----- Given records
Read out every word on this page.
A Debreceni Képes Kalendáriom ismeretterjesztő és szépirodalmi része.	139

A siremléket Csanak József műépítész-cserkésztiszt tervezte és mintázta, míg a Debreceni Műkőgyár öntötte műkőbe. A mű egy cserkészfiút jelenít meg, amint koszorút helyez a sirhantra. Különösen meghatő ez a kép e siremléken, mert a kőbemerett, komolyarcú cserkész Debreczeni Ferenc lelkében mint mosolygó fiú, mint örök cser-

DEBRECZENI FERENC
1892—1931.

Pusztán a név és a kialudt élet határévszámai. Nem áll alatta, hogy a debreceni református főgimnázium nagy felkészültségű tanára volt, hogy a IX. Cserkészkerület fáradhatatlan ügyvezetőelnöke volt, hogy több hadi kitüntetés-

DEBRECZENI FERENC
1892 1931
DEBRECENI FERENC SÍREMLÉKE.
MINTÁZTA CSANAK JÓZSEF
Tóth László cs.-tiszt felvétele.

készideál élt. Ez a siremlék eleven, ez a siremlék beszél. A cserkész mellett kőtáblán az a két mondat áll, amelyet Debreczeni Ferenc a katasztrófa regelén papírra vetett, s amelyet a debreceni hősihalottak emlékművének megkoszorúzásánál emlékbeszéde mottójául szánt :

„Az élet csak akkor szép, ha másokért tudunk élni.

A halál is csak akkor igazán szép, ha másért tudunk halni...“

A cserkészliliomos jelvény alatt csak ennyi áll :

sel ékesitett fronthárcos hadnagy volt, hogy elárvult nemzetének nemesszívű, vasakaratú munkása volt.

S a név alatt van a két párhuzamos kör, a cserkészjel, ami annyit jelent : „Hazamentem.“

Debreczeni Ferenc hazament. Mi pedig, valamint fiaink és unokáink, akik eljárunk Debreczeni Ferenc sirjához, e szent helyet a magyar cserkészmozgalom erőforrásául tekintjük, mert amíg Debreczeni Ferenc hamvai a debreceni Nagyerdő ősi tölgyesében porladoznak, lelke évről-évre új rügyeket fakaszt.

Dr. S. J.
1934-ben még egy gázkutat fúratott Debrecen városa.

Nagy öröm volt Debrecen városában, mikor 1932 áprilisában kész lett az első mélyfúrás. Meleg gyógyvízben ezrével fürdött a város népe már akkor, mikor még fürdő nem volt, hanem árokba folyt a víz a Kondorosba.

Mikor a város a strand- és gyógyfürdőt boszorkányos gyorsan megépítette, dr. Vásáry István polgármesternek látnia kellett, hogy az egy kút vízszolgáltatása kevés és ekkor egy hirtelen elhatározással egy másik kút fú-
----------
## Task brief
Copy out each line exactly as written.

## Task solution
Read out every word on this page.
A Debreceni Képes Kalendáriom ismeretterjesztő és szépirodalmi része.	139

A siremléket Csanak József műépítész-cserkésztiszt tervezte és mintázta, míg a Debreceni Műkőgyár öntötte műkőbe. A mű egy cserkészfiút jelenít meg, amint koszorút helyez a sirhantra. Különösen meghatő ez a kép e siremléken, mert a kőbemerett, komolyarcú cserkész Debreczeni Ferenc lelkében mint mosolygó fiú, mint örök cser-

DEBRECZENI FERENC
1892—1931.

Pusztán a név és a kialudt élet határévszámai. Nem áll alatta, hogy a debreceni református főgimnázium nagy felkészültségű tanára volt, hogy a IX. Cserkészkerület fáradhatatlan ügyvezetőelnöke volt, hogy több hadi kitüntetés-

DEBRECZENI FERENC
1892 1931
DEBRECENI FERENC SÍREMLÉKE.
MINTÁZTA CSANAK JÓZSEF
Tóth László cs.-tiszt felvétele.

készideál élt. Ez a siremlék eleven, ez a siremlék beszél. A cserkész mellett kőtáblán az a két mondat áll, amelyet Debreczeni Ferenc a katasztrófa regelén papírra vetett, s amelyet a debreceni hősihalottak emlékművének megkoszorúzásánál emlékbeszéde mottójául szánt :

„Az élet csak akkor szép, ha másokért tudunk élni.

A halál is csak akkor igazán szép, ha másért tudunk halni...“

A cserkészliliomos jelvény alatt csak ennyi áll :

sel ékesitett fronthárcos hadnagy volt, hogy elárvult nemzetének nemesszívű, vasakaratú munkása volt.

S a név alatt van a két párhuzamos kör, a cserkészjel, ami annyit jelent : „Hazamentem.“

Debreczeni Ferenc hazament. Mi pedig, valamint fiaink és unokáink, akik eljárunk Debreczeni Ferenc sirjához, e szent helyet a magyar cserkészmozgalom erőforrásául tekintjük, mert amíg Debreczeni Ferenc hamvai a debreceni Nagyerdő ősi tölgyesében porladoznak, lelke évről-évre új rügyeket fakaszt.

Dr. S. J.
1934-ben még egy gázkutat fúratott Debrecen városa.

Nagy öröm volt Debrecen városában, mikor 1932 áprilisában kész lett az első mélyfúrás. Meleg gyógyvízben ezrével fürdött a város népe már akkor, mikor még fürdő nem volt, hanem árokba folyt a víz a Kondorosba.

Mikor a város a strand- és gyógyfürdőt boszorkányos gyorsan megépítette, dr. Vásáry István polgármesternek látnia kellett, hogy az egy kút vízszolgáltatása kevés és ekkor egy hirtelen elhatározással egy másik kút fú-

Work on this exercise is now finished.